■ **Stored items**:
*****

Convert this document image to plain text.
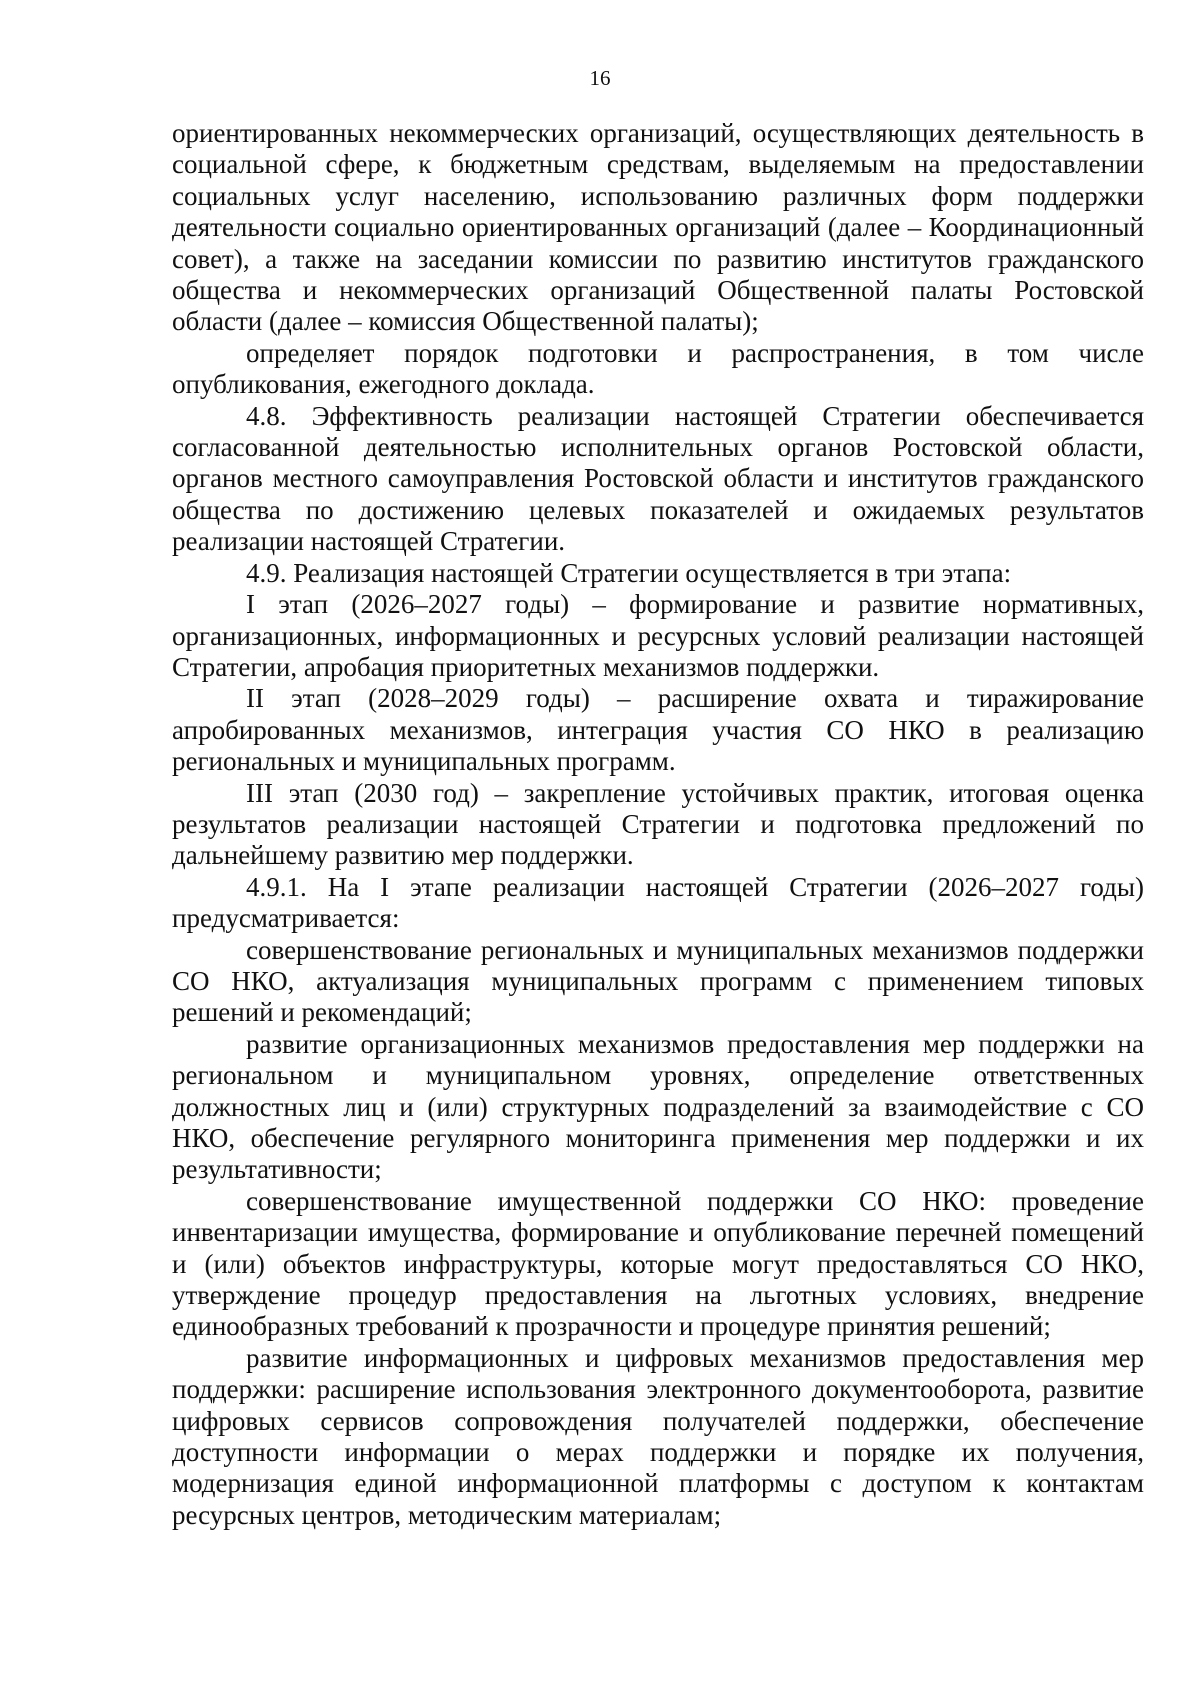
16

ориентированных некоммерческих организаций, осуществляющих деятельность в социальной сфере, к бюджетным средствам, выделяемым на предоставлении социальных услуг населению, использованию различных форм поддержки деятельности социально ориентированных организаций (далее – Координационный совет), а также на заседании комиссии по развитию институтов гражданского общества и некоммерческих организаций Общественной палаты Ростовской области (далее – комиссия Общественной палаты);

определяет порядок подготовки и распространения, в том числе опубликования, ежегодного доклада.

4.8. Эффективность реализации настоящей Стратегии обеспечивается согласованной деятельностью исполнительных органов Ростовской области, органов местного самоуправления Ростовской области и институтов гражданского общества по достижению целевых показателей и ожидаемых результатов реализации настоящей Стратегии.

4.9. Реализация настоящей Стратегии осуществляется в три этапа:

I этап (2026–2027 годы) – формирование и развитие нормативных, организационных, информационных и ресурсных условий реализации настоящей Стратегии, апробация приоритетных механизмов поддержки.

II этап (2028–2029 годы) – расширение охвата и тиражирование апробированных механизмов, интеграция участия СО НКО в реализацию региональных и муниципальных программ.

III этап (2030 год) – закрепление устойчивых практик, итоговая оценка результатов реализации настоящей Стратегии и подготовка предложений по дальнейшему развитию мер поддержки.

4.9.1. На I этапе реализации настоящей Стратегии (2026–2027 годы) предусматривается:

совершенствование региональных и муниципальных механизмов поддержки СО НКО, актуализация муниципальных программ с применением типовых решений и рекомендаций;

развитие организационных механизмов предоставления мер поддержки на региональном и муниципальном уровнях, определение ответственных должностных лиц и (или) структурных подразделений за взаимодействие с СО НКО, обеспечение регулярного мониторинга применения мер поддержки и их результативности;

совершенствование имущественной поддержки СО НКО: проведение инвентаризации имущества, формирование и опубликование перечней помещений и (или) объектов инфраструктуры, которые могут предоставляться СО НКО, утверждение процедур предоставления на льготных условиях, внедрение единообразных требований к прозрачности и процедуре принятия решений;

развитие информационных и цифровых механизмов предоставления мер поддержки: расширение использования электронного документооборота, развитие цифровых сервисов сопровождения получателей поддержки, обеспечение доступности информации о мерах поддержки и порядке их получения, модернизация единой информационной платформы с доступом к контактам ресурсных центров, методическим материалам;
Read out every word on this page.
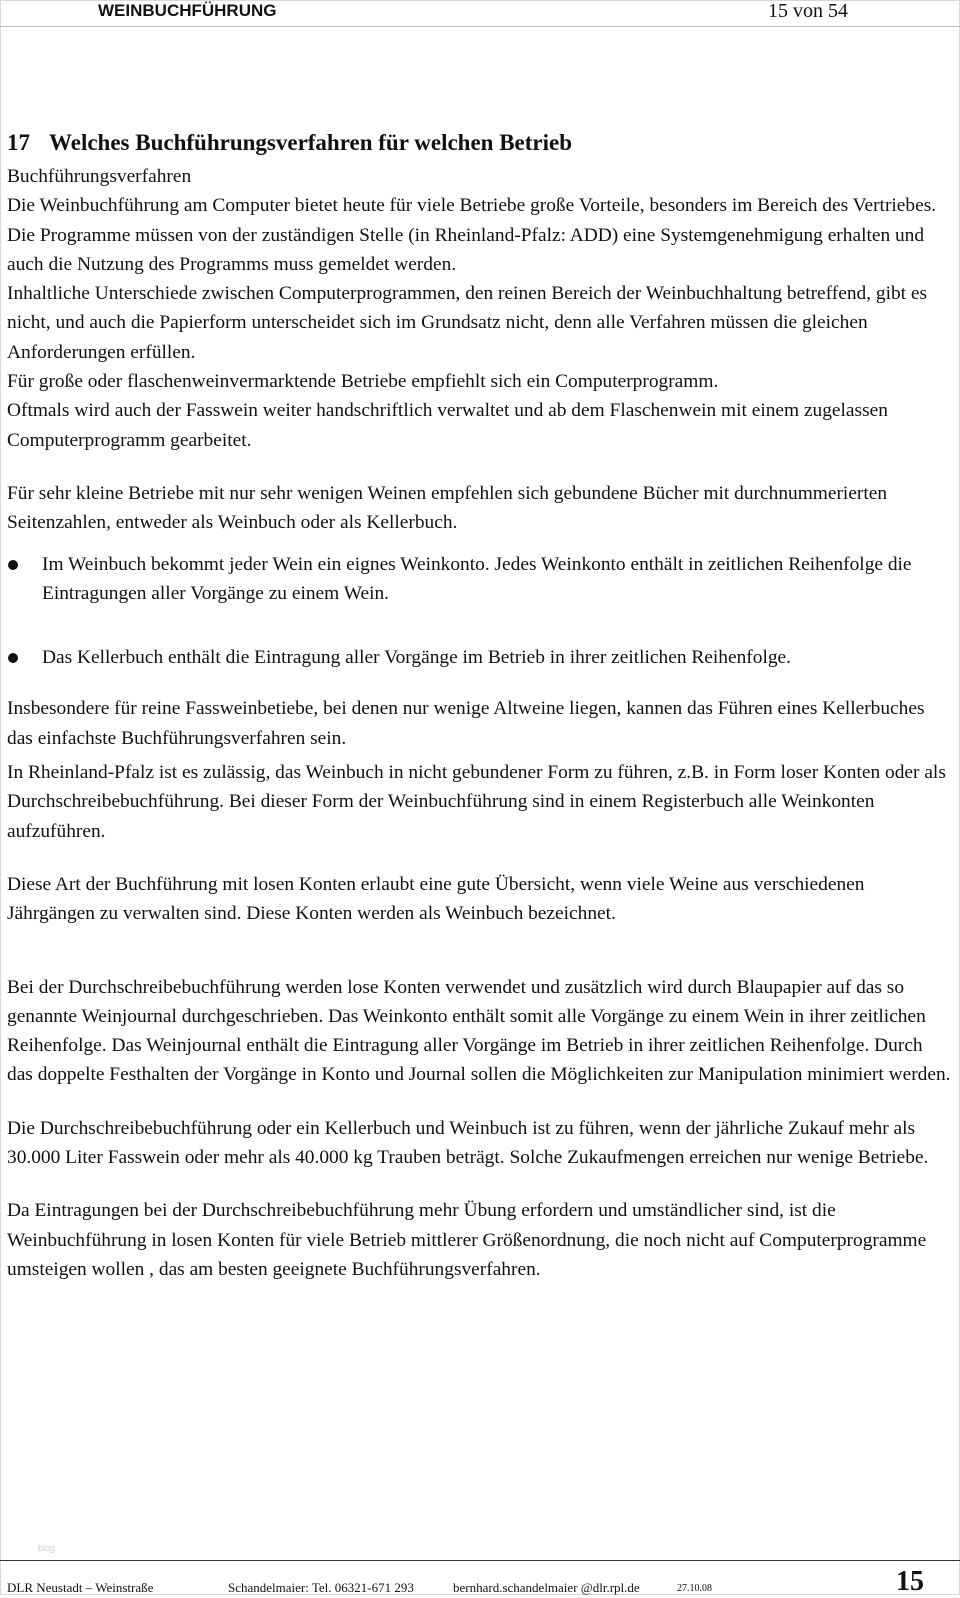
WEINBUCHFÜHRUNG	15 von 54
17 Welches Buchführungsverfahren für welchen Betrieb

Buchführungsverfahren

Die Weinbuchführung am Computer bietet heute für viele Betriebe große Vorteile, besonders im Bereich des Vertriebes. Die Programme müssen von der zuständigen Stelle (in Rheinland-Pfalz: ADD) eine Systemgenehmigung erhalten und auch die Nutzung des Programms muss gemeldet werden.

Inhaltliche Unterschiede zwischen Computerprogrammen, den reinen Bereich der Weinbuchhaltung betreffend, gibt es nicht, und auch die Papierform unterscheidet sich im Grundsatz nicht, denn alle Verfahren müssen die gleichen Anforderungen erfüllen.

Für große oder flaschenweinvermarktende Betriebe empfiehlt sich ein Computerprogramm.

Oftmals wird auch der Fasswein weiter handschriftlich verwaltet und ab dem Flaschenwein mit einem zugelassen Computerprogramm gearbeitet.

Für sehr kleine Betriebe mit nur sehr wenigen Weinen empfehlen sich gebundene Bücher mit durchnummerierten Seitenzahlen, entweder als Weinbuch oder als Kellerbuch.

Im Weinbuch bekommt jeder Wein ein eignes Weinkonto. Jedes Weinkonto enthält in zeitlichen Reihenfolge die Eintragungen aller Vorgänge zu einem Wein.
Das Kellerbuch enthält die Eintragung aller Vorgänge im Betrieb in ihrer zeitlichen Reihenfolge.

Insbesondere für reine Fassweinbetiebe, bei denen nur wenige Altweine liegen, kannen das Führen eines Kellerbuches das einfachste Buchführungsverfahren sein.

In Rheinland-Pfalz ist es zulässig, das Weinbuch in nicht gebundener Form zu führen, z.B. in Form loser Konten oder als Durchschreibebuchführung. Bei dieser Form der Weinbuchführung sind in einem Registerbuch alle Weinkonten aufzuführen.

Diese Art der Buchführung mit losen Konten erlaubt eine gute Übersicht, wenn viele Weine aus verschiedenen Jährgängen zu verwalten sind. Diese Konten werden als Weinbuch bezeichnet.

Bei der Durchschreibebuchführung werden lose Konten verwendet und zusätzlich wird durch Blaupapier auf das so genannte Weinjournal durchgeschrieben. Das Weinkonto enthält somit alle Vorgänge zu einem Wein in ihrer zeitlichen Reihenfolge. Das Weinjournal enthält die Eintragung aller Vorgänge im Betrieb in ihrer zeitlichen Reihenfolge. Durch das doppelte Festhalten der Vorgänge in Konto und Journal sollen die Möglichkeiten zur Manipulation minimiert werden.

Die Durchschreibebuchführung oder ein Kellerbuch und Weinbuch ist zu führen, wenn der jährliche Zukauf mehr als 30.000 Liter Fasswein oder mehr als 40.000 kg Trauben beträgt. Solche Zukaufmengen erreichen nur wenige Betriebe.

Da Eintragungen bei der Durchschreibebuchführung mehr Übung erfordern und umständlicher sind, ist die Weinbuchführung in losen Konten für viele Betrieb mittlerer Größenordnung, die noch nicht auf Computerprogramme umsteigen wollen , das am besten geeignete Buchführungsverfahren.

blog
DLR Neustadt – Weinstraße	Schandelmaier: Tel. 06321-671 293	bernhard.schandelmaier @dlr.rpl.de	27.10.08	15
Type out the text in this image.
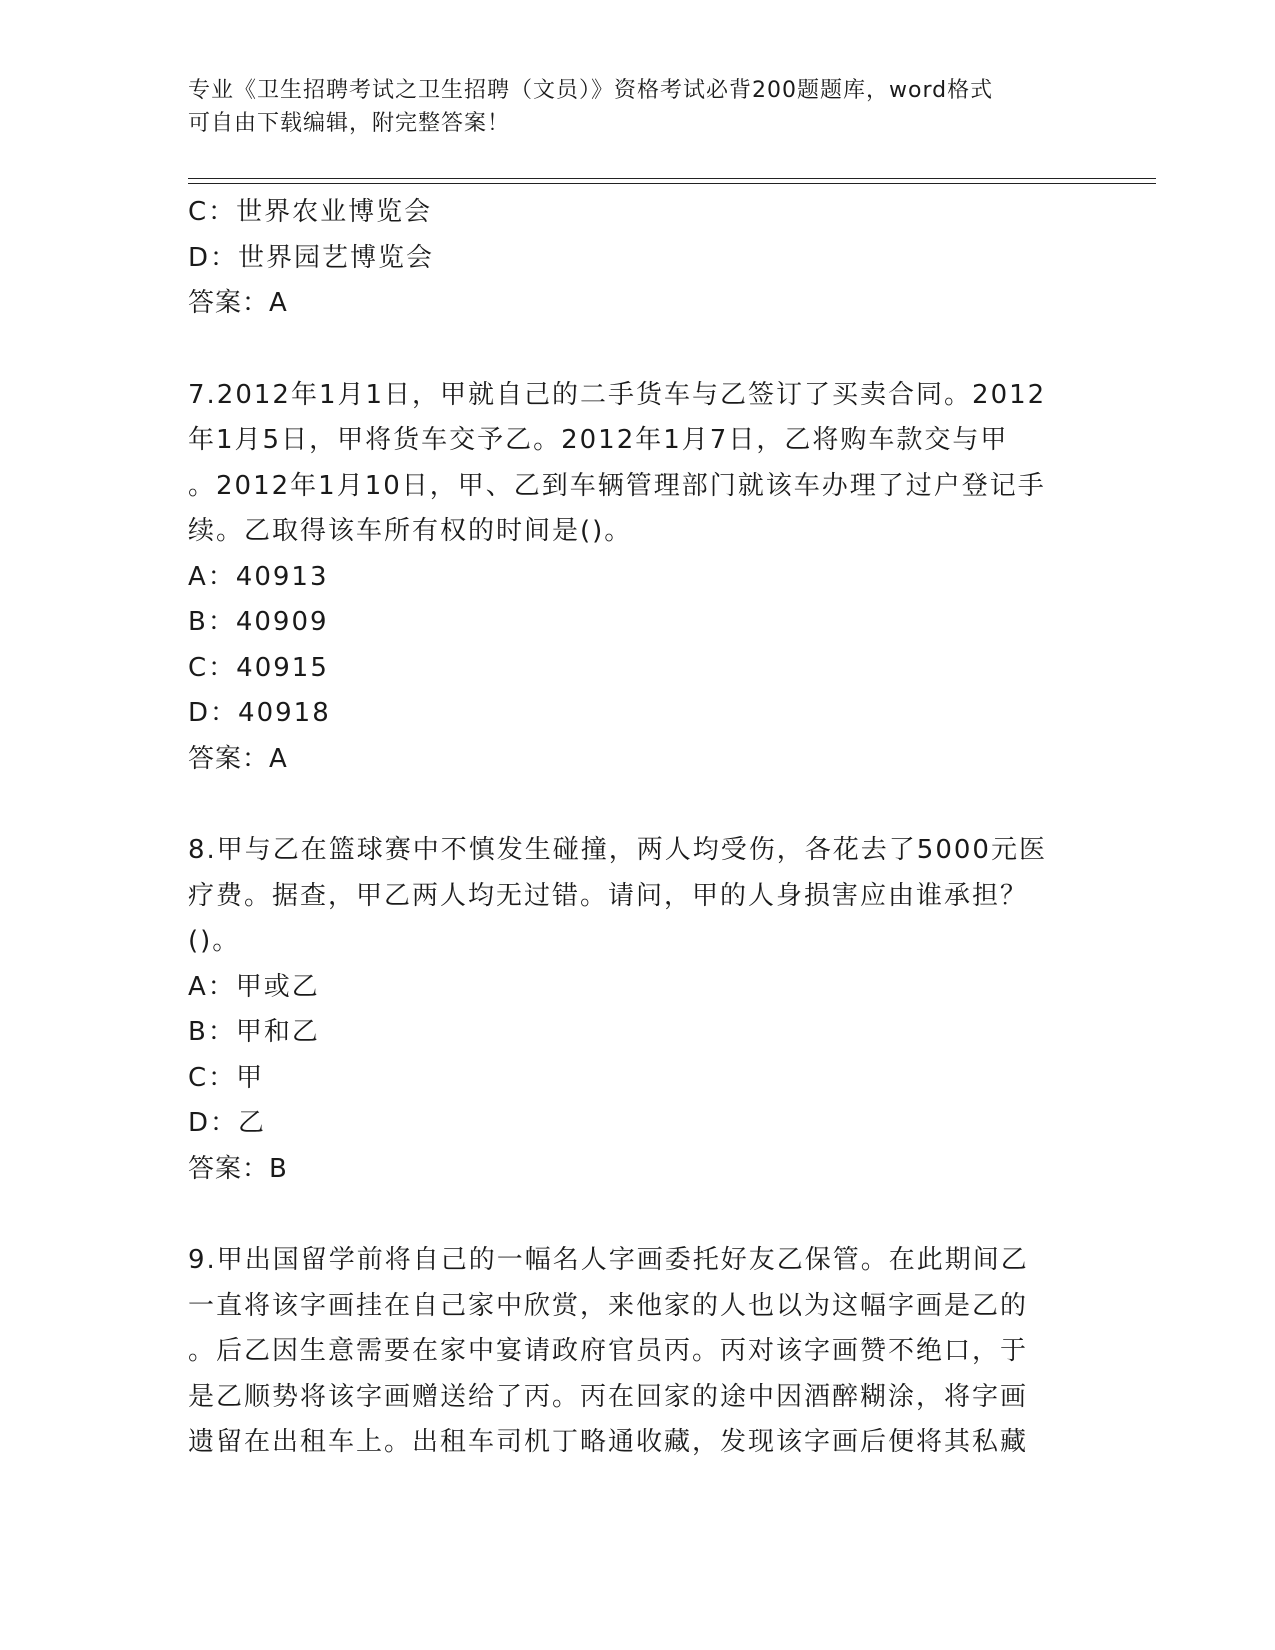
专业《卫生招聘考试之卫生招聘（文员）》资格考试必背200题题库，word格式
可自由下载编辑，附完整答案！
C：世界农业博览会
D：世界园艺博览会
答案：A
7.2012年1月1日，甲就自己的二手货车与乙签订了买卖合同。2012
年1月5日，甲将货车交予乙。2012年1月7日，乙将购车款交与甲
。2012年1月10日，甲、乙到车辆管理部门就该车办理了过户登记手
续。乙取得该车所有权的时间是()。
A：40913
B：40909
C：40915
D：40918
答案：A
8.甲与乙在篮球赛中不慎发生碰撞，两人均受伤，各花去了5000元医
疗费。据查，甲乙两人均无过错。请问，甲的人身损害应由谁承担？
()。
A：甲或乙
B：甲和乙
C：甲
D：乙
答案：B
9.甲出国留学前将自己的一幅名人字画委托好友乙保管。在此期间乙
一直将该字画挂在自己家中欣赏，来他家的人也以为这幅字画是乙的
。后乙因生意需要在家中宴请政府官员丙。丙对该字画赞不绝口，于
是乙顺势将该字画赠送给了丙。丙在回家的途中因酒醉糊涂，将字画
遗留在出租车上。出租车司机丁略通收藏，发现该字画后便将其私藏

*****

■ **Given problem**: Output the records above exactly; leave out the pictures.

■ **Written solution**:
Convert this document image to plain text.
16

ориентированных некоммерческих организаций, осуществляющих деятельность в социальной сфере, к бюджетным средствам, выделяемым на предоставлении социальных услуг населению, использованию различных форм поддержки деятельности социально ориентированных организаций (далее – Координационный совет), а также на заседании комиссии по развитию институтов гражданского общества и некоммерческих организаций Общественной палаты Ростовской области (далее – комиссия Общественной палаты);

определяет порядок подготовки и распространения, в том числе опубликования, ежегодного доклада.

4.8. Эффективность реализации настоящей Стратегии обеспечивается согласованной деятельностью исполнительных органов Ростовской области, органов местного самоуправления Ростовской области и институтов гражданского общества по достижению целевых показателей и ожидаемых результатов реализации настоящей Стратегии.

4.9. Реализация настоящей Стратегии осуществляется в три этапа:

I этап (2026–2027 годы) – формирование и развитие нормативных, организационных, информационных и ресурсных условий реализации настоящей Стратегии, апробация приоритетных механизмов поддержки.

II этап (2028–2029 годы) – расширение охвата и тиражирование апробированных механизмов, интеграция участия СО НКО в реализацию региональных и муниципальных программ.

III этап (2030 год) – закрепление устойчивых практик, итоговая оценка результатов реализации настоящей Стратегии и подготовка предложений по дальнейшему развитию мер поддержки.

4.9.1. На I этапе реализации настоящей Стратегии (2026–2027 годы) предусматривается:

совершенствование региональных и муниципальных механизмов поддержки СО НКО, актуализация муниципальных программ с применением типовых решений и рекомендаций;

развитие организационных механизмов предоставления мер поддержки на региональном и муниципальном уровнях, определение ответственных должностных лиц и (или) структурных подразделений за взаимодействие с СО НКО, обеспечение регулярного мониторинга применения мер поддержки и их результативности;

совершенствование имущественной поддержки СО НКО: проведение инвентаризации имущества, формирование и опубликование перечней помещений и (или) объектов инфраструктуры, которые могут предоставляться СО НКО, утверждение процедур предоставления на льготных условиях, внедрение единообразных требований к прозрачности и процедуре принятия решений;

развитие информационных и цифровых механизмов предоставления мер поддержки: расширение использования электронного документооборота, развитие цифровых сервисов сопровождения получателей поддержки, обеспечение доступности информации о мерах поддержки и порядке их получения, модернизация единой информационной платформы с доступом к контактам ресурсных центров, методическим материалам;
Read out every word on this page.
WEINBUCHFÜHRUNG	15 von 54
17 Welches Buchführungsverfahren für welchen Betrieb

Buchführungsverfahren

Die Weinbuchführung am Computer bietet heute für viele Betriebe große Vorteile, besonders im Bereich des Vertriebes. Die Programme müssen von der zuständigen Stelle (in Rheinland-Pfalz: ADD) eine Systemgenehmigung erhalten und auch die Nutzung des Programms muss gemeldet werden.

Inhaltliche Unterschiede zwischen Computerprogrammen, den reinen Bereich der Weinbuchhaltung betreffend, gibt es nicht, und auch die Papierform unterscheidet sich im Grundsatz nicht, denn alle Verfahren müssen die gleichen Anforderungen erfüllen.

Für große oder flaschenweinvermarktende Betriebe empfiehlt sich ein Computerprogramm.

Oftmals wird auch der Fasswein weiter handschriftlich verwaltet und ab dem Flaschenwein mit einem zugelassen Computerprogramm gearbeitet.

Für sehr kleine Betriebe mit nur sehr wenigen Weinen empfehlen sich gebundene Bücher mit durchnummerierten Seitenzahlen, entweder als Weinbuch oder als Kellerbuch.

Im Weinbuch bekommt jeder Wein ein eignes Weinkonto. Jedes Weinkonto enthält in zeitlichen Reihenfolge die Eintragungen aller Vorgänge zu einem Wein.
Das Kellerbuch enthält die Eintragung aller Vorgänge im Betrieb in ihrer zeitlichen Reihenfolge.

Insbesondere für reine Fassweinbetiebe, bei denen nur wenige Altweine liegen, kannen das Führen eines Kellerbuches das einfachste Buchführungsverfahren sein.

In Rheinland-Pfalz ist es zulässig, das Weinbuch in nicht gebundener Form zu führen, z.B. in Form loser Konten oder als Durchschreibebuchführung. Bei dieser Form der Weinbuchführung sind in einem Registerbuch alle Weinkonten aufzuführen.

Diese Art der Buchführung mit losen Konten erlaubt eine gute Übersicht, wenn viele Weine aus verschiedenen Jährgängen zu verwalten sind. Diese Konten werden als Weinbuch bezeichnet.

Bei der Durchschreibebuchführung werden lose Konten verwendet und zusätzlich wird durch Blaupapier auf das so genannte Weinjournal durchgeschrieben. Das Weinkonto enthält somit alle Vorgänge zu einem Wein in ihrer zeitlichen Reihenfolge. Das Weinjournal enthält die Eintragung aller Vorgänge im Betrieb in ihrer zeitlichen Reihenfolge. Durch das doppelte Festhalten der Vorgänge in Konto und Journal sollen die Möglichkeiten zur Manipulation minimiert werden.

Die Durchschreibebuchführung oder ein Kellerbuch und Weinbuch ist zu führen, wenn der jährliche Zukauf mehr als 30.000 Liter Fasswein oder mehr als 40.000 kg Trauben beträgt. Solche Zukaufmengen erreichen nur wenige Betriebe.

Da Eintragungen bei der Durchschreibebuchführung mehr Übung erfordern und umständlicher sind, ist die Weinbuchführung in losen Konten für viele Betrieb mittlerer Größenordnung, die noch nicht auf Computerprogramme umsteigen wollen , das am besten geeignete Buchführungsverfahren.

blog
DLR Neustadt – Weinstraße	Schandelmaier: Tel. 06321-671 293	bernhard.schandelmaier @dlr.rpl.de	27.10.08	15
Type out the text in this image.
专业《卫生招聘考试之卫生招聘（文员）》资格考试必背200题题库，word格式
可自由下载编辑，附完整答案！
C：世界农业博览会
D：世界园艺博览会
答案：A
7.2012年1月1日，甲就自己的二手货车与乙签订了买卖合同。2012
年1月5日，甲将货车交予乙。2012年1月7日，乙将购车款交与甲
。2012年1月10日，甲、乙到车辆管理部门就该车办理了过户登记手
续。乙取得该车所有权的时间是()。
A：40913
B：40909
C：40915
D：40918
答案：A
8.甲与乙在篮球赛中不慎发生碰撞，两人均受伤，各花去了5000元医
疗费。据查，甲乙两人均无过错。请问，甲的人身损害应由谁承担？
()。
A：甲或乙
B：甲和乙
C：甲
D：乙
答案：B
9.甲出国留学前将自己的一幅名人字画委托好友乙保管。在此期间乙
一直将该字画挂在自己家中欣赏，来他家的人也以为这幅字画是乙的
。后乙因生意需要在家中宴请政府官员丙。丙对该字画赞不绝口，于
是乙顺势将该字画赠送给了丙。丙在回家的途中因酒醉糊涂，将字画
遗留在出租车上。出租车司机丁略通收藏，发现该字画后便将其私藏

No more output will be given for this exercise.